[Data entries]
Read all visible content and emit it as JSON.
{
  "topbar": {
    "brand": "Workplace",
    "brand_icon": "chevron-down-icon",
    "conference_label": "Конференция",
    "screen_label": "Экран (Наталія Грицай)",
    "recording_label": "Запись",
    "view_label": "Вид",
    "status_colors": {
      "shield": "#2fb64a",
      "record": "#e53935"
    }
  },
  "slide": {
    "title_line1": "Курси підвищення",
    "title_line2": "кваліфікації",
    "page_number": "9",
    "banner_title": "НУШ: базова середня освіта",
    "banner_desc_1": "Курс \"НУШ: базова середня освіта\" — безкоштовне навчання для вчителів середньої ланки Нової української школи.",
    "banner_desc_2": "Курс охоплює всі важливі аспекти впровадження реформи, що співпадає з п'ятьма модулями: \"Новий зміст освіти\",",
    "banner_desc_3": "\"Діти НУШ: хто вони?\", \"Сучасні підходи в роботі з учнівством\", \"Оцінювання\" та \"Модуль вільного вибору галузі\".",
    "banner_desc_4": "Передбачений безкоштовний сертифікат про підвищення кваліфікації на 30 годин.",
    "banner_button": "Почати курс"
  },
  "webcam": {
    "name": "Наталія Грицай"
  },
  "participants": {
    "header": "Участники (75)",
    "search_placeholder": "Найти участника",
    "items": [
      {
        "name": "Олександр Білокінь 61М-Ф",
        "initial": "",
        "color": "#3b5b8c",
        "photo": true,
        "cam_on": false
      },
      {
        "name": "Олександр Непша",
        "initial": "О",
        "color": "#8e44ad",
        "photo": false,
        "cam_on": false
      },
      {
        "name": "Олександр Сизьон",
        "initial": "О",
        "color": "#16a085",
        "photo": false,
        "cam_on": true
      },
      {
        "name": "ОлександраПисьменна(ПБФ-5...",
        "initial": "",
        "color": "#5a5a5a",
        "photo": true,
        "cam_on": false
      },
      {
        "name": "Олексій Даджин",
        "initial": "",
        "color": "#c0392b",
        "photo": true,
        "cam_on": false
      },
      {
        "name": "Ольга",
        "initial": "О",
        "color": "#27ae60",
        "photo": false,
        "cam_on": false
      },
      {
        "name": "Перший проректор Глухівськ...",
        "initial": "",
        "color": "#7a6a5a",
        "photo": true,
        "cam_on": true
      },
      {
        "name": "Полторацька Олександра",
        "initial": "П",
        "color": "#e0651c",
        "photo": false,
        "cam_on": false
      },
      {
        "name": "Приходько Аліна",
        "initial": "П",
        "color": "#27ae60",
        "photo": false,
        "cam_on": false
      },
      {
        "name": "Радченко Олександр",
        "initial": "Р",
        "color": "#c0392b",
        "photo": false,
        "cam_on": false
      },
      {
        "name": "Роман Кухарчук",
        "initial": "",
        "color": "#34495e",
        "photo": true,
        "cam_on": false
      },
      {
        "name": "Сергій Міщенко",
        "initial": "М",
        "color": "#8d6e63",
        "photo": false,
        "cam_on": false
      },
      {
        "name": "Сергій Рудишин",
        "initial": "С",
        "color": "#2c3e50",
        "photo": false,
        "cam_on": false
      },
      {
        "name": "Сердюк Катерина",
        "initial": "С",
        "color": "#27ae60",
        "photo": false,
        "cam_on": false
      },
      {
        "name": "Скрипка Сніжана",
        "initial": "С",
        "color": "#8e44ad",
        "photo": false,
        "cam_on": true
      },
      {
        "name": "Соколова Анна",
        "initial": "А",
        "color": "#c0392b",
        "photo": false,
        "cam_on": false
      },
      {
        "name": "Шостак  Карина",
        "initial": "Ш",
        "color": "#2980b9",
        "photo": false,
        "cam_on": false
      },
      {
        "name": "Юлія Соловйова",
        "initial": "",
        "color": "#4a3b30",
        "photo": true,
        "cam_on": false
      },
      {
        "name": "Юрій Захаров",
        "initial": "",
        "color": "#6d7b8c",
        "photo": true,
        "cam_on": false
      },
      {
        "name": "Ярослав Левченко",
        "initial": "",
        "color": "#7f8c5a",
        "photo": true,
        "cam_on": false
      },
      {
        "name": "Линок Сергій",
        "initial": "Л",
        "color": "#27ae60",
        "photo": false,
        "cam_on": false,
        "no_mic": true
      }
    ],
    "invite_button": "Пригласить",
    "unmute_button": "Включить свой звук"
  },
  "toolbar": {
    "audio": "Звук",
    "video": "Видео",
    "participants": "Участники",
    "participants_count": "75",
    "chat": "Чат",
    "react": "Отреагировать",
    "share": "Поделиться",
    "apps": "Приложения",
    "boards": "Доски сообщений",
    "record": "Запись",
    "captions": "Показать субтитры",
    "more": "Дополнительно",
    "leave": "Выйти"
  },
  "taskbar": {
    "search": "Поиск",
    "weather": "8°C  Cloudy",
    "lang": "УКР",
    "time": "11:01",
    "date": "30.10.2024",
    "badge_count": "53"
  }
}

• **WHAT IS BEING ASKED**:
Please set down all the data word for word.

• **OUTPUT OF THE TASK**:
Read all visible content and emit it as JSON.
{
  "topbar": {
    "brand": "Workplace",
    "brand_icon": "chevron-down-icon",
    "conference_label": "Конференция",
    "screen_label": "Экран (Наталія Грицай)",
    "recording_label": "Запись",
    "view_label": "Вид",
    "status_colors": {
      "shield": "#2fb64a",
      "record": "#e53935"
    }
  },
  "slide": {
    "title_line1": "Курси підвищення",
    "title_line2": "кваліфікації",
    "page_number": "9",
    "banner_title": "НУШ: базова середня освіта",
    "banner_desc_1": "Курс \"НУШ: базова середня освіта\" — безкоштовне навчання для вчителів середньої ланки Нової української школи.",
    "banner_desc_2": "Курс охоплює всі важливі аспекти впровадження реформи, що співпадає з п'ятьма модулями: \"Новий зміст освіти\",",
    "banner_desc_3": "\"Діти НУШ: хто вони?\", \"Сучасні підходи в роботі з учнівством\", \"Оцінювання\" та \"Модуль вільного вибору галузі\".",
    "banner_desc_4": "Передбачений безкоштовний сертифікат про підвищення кваліфікації на 30 годин.",
    "banner_button": "Почати курс"
  },
  "webcam": {
    "name": "Наталія Грицай"
  },
  "participants": {
    "header": "Участники (75)",
    "search_placeholder": "Найти участника",
    "items": [
      {
        "name": "Олександр Білокінь 61М-Ф",
        "initial": "",
        "color": "#3b5b8c",
        "photo": true,
        "cam_on": false
      },
      {
        "name": "Олександр Непша",
        "initial": "О",
        "color": "#8e44ad",
        "photo": false,
        "cam_on": false
      },
      {
        "name": "Олександр Сизьон",
        "initial": "О",
        "color": "#16a085",
        "photo": false,
        "cam_on": true
      },
      {
        "name": "ОлександраПисьменна(ПБФ-5...",
        "initial": "",
        "color": "#5a5a5a",
        "photo": true,
        "cam_on": false
      },
      {
        "name": "Олексій Даджин",
        "initial": "",
        "color": "#c0392b",
        "photo": true,
        "cam_on": false
      },
      {
        "name": "Ольга",
        "initial": "О",
        "color": "#27ae60",
        "photo": false,
        "cam_on": false
      },
      {
        "name": "Перший проректор Глухівськ...",
        "initial": "",
        "color": "#7a6a5a",
        "photo": true,
        "cam_on": true
      },
      {
        "name": "Полторацька Олександра",
        "initial": "П",
        "color": "#e0651c",
        "photo": false,
        "cam_on": false
      },
      {
        "name": "Приходько Аліна",
        "initial": "П",
        "color": "#27ae60",
        "photo": false,
        "cam_on": false
      },
      {
        "name": "Радченко Олександр",
        "initial": "Р",
        "color": "#c0392b",
        "photo": false,
        "cam_on": false
      },
      {
        "name": "Роман Кухарчук",
        "initial": "",
        "color": "#34495e",
        "photo": true,
        "cam_on": false
      },
      {
        "name": "Сергій Міщенко",
        "initial": "М",
        "color": "#8d6e63",
        "photo": false,
        "cam_on": false
      },
      {
        "name": "Сергій Рудишин",
        "initial": "С",
        "color": "#2c3e50",
        "photo": false,
        "cam_on": false
      },
      {
        "name": "Сердюк Катерина",
        "initial": "С",
        "color": "#27ae60",
        "photo": false,
        "cam_on": false
      },
      {
        "name": "Скрипка Сніжана",
        "initial": "С",
        "color": "#8e44ad",
        "photo": false,
        "cam_on": true
      },
      {
        "name": "Соколова Анна",
        "initial": "А",
        "color": "#c0392b",
        "photo": false,
        "cam_on": false
      },
      {
        "name": "Шостак  Карина",
        "initial": "Ш",
        "color": "#2980b9",
        "photo": false,
        "cam_on": false
      },
      {
        "name": "Юлія Соловйова",
        "initial": "",
        "color": "#4a3b30",
        "photo": true,
        "cam_on": false
      },
      {
        "name": "Юрій Захаров",
        "initial": "",
        "color": "#6d7b8c",
        "photo": true,
        "cam_on": false
      },
      {
        "name": "Ярослав Левченко",
        "initial": "",
        "color": "#7f8c5a",
        "photo": true,
        "cam_on": false
      },
      {
        "name": "Линок Сергій",
        "initial": "Л",
        "color": "#27ae60",
        "photo": false,
        "cam_on": false,
        "no_mic": true
      }
    ],
    "invite_button": "Пригласить",
    "unmute_button": "Включить свой звук"
  },
  "toolbar": {
    "audio": "Звук",
    "video": "Видео",
    "participants": "Участники",
    "participants_count": "75",
    "chat": "Чат",
    "react": "Отреагировать",
    "share": "Поделиться",
    "apps": "Приложения",
    "boards": "Доски сообщений",
    "record": "Запись",
    "captions": "Показать субтитры",
    "more": "Дополнительно",
    "leave": "Выйти"
  },
  "taskbar": {
    "search": "Поиск",
    "weather": "8°C  Cloudy",
    "lang": "УКР",
    "time": "11:01",
    "date": "30.10.2024",
    "badge_count": "53"
  }
}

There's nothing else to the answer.